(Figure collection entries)
↓↓↓

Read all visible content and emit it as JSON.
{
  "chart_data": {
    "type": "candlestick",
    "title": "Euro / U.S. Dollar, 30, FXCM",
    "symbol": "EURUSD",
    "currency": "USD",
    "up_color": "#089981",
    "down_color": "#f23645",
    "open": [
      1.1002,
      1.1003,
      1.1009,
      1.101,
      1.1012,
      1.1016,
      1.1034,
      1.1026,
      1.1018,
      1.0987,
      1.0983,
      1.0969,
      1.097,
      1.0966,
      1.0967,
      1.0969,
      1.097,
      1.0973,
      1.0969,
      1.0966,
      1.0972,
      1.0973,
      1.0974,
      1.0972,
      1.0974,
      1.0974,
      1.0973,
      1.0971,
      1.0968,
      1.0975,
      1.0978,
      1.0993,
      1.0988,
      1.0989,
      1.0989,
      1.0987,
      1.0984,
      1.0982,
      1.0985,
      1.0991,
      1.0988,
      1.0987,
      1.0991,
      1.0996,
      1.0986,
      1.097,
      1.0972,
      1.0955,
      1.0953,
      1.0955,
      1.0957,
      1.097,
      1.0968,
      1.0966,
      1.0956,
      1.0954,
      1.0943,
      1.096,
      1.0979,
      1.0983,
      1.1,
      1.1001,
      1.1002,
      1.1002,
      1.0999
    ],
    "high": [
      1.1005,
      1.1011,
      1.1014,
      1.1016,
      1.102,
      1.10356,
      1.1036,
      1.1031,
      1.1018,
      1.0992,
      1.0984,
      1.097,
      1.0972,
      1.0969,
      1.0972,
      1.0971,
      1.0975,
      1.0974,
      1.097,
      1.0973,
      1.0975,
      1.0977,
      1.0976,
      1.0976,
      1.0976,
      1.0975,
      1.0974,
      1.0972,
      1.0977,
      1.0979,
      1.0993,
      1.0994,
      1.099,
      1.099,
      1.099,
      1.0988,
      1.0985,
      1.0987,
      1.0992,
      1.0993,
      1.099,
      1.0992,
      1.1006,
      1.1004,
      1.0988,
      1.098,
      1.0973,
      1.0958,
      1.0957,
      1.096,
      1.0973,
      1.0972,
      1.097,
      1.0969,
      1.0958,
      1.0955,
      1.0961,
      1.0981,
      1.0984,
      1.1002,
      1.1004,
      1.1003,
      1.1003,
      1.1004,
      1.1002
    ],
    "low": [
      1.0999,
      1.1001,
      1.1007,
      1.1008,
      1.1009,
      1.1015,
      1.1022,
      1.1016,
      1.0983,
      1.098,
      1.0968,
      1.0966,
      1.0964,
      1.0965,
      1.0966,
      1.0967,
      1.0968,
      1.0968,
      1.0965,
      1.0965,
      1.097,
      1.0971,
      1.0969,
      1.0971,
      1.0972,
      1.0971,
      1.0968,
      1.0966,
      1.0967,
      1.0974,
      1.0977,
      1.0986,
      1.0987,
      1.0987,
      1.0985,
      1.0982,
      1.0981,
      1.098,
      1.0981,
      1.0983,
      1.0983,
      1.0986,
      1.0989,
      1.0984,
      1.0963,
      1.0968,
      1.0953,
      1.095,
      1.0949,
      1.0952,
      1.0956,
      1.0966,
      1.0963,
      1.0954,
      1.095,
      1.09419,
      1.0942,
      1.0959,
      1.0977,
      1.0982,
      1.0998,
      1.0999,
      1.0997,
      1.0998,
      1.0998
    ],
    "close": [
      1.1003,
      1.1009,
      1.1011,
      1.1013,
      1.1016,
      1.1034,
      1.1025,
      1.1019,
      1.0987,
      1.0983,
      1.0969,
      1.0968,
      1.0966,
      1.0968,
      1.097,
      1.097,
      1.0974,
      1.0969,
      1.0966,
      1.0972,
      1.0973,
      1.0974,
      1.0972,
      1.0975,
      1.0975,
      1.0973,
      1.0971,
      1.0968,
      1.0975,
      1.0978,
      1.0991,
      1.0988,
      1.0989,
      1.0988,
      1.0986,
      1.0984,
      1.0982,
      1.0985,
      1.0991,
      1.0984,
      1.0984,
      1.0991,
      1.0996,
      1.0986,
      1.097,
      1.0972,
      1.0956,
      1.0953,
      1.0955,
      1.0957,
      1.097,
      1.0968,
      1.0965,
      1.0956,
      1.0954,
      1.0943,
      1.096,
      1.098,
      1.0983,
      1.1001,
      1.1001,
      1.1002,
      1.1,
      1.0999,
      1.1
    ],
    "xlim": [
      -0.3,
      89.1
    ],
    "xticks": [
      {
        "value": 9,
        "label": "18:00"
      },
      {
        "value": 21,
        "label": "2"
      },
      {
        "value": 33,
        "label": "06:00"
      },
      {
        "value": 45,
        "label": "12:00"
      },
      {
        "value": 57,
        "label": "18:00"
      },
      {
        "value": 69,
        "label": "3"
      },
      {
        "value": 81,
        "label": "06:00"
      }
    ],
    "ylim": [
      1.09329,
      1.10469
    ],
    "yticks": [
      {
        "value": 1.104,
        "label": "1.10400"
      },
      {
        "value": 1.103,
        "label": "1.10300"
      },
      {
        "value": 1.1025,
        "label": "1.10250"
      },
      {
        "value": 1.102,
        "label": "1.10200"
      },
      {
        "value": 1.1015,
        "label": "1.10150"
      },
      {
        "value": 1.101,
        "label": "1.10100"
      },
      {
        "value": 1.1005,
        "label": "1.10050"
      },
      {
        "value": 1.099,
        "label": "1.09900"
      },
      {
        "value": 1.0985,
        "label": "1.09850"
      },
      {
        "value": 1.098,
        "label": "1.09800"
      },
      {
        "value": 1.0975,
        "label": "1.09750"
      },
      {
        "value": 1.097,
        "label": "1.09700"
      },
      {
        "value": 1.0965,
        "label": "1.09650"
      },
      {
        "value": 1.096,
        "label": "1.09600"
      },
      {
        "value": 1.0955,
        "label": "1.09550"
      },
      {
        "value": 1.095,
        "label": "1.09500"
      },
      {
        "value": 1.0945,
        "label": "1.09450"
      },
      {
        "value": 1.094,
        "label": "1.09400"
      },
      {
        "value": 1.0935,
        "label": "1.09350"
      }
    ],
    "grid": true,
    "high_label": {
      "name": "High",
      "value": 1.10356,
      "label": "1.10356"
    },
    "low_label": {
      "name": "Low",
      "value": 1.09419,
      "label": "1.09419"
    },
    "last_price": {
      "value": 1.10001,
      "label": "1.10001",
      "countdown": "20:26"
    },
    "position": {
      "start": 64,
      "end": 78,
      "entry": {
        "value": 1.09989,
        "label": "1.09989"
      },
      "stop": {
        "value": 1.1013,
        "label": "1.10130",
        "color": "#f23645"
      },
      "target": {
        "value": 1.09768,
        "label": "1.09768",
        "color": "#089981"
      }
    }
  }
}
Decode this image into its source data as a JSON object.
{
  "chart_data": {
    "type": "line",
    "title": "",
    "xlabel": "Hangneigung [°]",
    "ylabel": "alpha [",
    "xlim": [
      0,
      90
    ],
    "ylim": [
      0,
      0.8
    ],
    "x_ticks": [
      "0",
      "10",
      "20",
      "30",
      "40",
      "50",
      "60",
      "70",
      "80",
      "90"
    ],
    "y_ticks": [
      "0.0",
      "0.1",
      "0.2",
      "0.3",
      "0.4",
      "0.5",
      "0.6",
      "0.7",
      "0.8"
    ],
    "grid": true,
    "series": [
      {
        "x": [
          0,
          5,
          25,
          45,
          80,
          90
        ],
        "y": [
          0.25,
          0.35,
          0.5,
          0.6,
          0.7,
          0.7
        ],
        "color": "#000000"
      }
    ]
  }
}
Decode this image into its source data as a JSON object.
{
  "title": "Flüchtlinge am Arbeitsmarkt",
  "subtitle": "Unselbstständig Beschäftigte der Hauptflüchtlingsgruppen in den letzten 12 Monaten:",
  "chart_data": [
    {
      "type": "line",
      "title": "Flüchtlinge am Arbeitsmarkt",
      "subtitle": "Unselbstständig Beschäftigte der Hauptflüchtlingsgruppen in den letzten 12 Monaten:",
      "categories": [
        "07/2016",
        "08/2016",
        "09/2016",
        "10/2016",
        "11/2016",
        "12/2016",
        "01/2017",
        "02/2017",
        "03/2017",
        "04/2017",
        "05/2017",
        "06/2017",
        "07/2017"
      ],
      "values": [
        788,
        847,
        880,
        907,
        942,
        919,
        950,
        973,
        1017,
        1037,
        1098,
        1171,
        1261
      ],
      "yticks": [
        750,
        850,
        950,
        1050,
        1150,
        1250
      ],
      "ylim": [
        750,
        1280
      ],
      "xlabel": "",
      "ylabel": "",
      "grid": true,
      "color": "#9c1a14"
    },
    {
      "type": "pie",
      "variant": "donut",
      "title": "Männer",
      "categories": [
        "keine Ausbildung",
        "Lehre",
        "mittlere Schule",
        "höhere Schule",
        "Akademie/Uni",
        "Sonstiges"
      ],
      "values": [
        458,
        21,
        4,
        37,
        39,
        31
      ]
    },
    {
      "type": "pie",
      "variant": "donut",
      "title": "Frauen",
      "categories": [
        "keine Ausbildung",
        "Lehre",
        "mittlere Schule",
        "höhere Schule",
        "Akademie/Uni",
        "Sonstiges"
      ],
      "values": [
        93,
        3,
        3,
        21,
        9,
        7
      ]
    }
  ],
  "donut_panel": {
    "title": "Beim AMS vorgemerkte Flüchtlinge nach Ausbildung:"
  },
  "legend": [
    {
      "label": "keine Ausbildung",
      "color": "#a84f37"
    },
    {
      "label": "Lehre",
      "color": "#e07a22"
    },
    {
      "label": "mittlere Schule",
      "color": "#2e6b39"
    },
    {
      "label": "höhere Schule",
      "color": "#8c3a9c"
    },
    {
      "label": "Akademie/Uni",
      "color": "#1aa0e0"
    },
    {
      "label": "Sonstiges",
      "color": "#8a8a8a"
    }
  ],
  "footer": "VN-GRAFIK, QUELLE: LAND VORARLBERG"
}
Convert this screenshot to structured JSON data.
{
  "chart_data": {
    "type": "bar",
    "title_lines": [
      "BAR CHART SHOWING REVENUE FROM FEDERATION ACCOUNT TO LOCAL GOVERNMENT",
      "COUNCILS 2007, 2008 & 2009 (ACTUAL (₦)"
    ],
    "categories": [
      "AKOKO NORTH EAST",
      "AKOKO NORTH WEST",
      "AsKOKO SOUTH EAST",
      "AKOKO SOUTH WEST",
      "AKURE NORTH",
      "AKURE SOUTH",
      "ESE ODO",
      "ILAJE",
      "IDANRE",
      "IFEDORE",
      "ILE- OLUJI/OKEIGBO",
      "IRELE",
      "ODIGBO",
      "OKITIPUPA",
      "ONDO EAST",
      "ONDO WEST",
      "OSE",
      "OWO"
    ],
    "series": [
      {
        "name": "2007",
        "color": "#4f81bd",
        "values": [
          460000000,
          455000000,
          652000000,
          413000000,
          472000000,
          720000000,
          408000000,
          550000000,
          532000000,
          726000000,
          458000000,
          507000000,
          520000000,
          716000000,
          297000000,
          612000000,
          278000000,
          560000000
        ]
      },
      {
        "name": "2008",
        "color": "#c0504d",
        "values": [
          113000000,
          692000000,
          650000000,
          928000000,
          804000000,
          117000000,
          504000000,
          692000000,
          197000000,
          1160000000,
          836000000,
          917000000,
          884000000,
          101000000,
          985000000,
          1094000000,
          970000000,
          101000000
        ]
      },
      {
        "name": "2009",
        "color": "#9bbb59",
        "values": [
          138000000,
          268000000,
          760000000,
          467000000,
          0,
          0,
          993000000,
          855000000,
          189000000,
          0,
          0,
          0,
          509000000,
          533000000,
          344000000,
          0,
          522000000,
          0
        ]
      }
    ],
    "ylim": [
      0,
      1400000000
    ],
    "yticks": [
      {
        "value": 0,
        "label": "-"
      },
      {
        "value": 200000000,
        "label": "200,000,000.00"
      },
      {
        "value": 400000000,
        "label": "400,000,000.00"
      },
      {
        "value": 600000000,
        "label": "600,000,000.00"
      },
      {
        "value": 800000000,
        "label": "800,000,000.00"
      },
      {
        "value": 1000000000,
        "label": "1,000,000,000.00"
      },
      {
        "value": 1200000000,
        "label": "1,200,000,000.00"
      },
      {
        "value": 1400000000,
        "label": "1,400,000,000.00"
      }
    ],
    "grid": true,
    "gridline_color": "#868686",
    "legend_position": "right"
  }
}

↑↑↑

**Directions for this task:**
Using the records above, copy every line that has the word "JSON" in it.

**Answer to this exercise:**
Read all visible content and emit it as JSON.
Decode this image into its source data as a JSON object.
Decode this image into its source data as a JSON object.
Convert this screenshot to structured JSON data.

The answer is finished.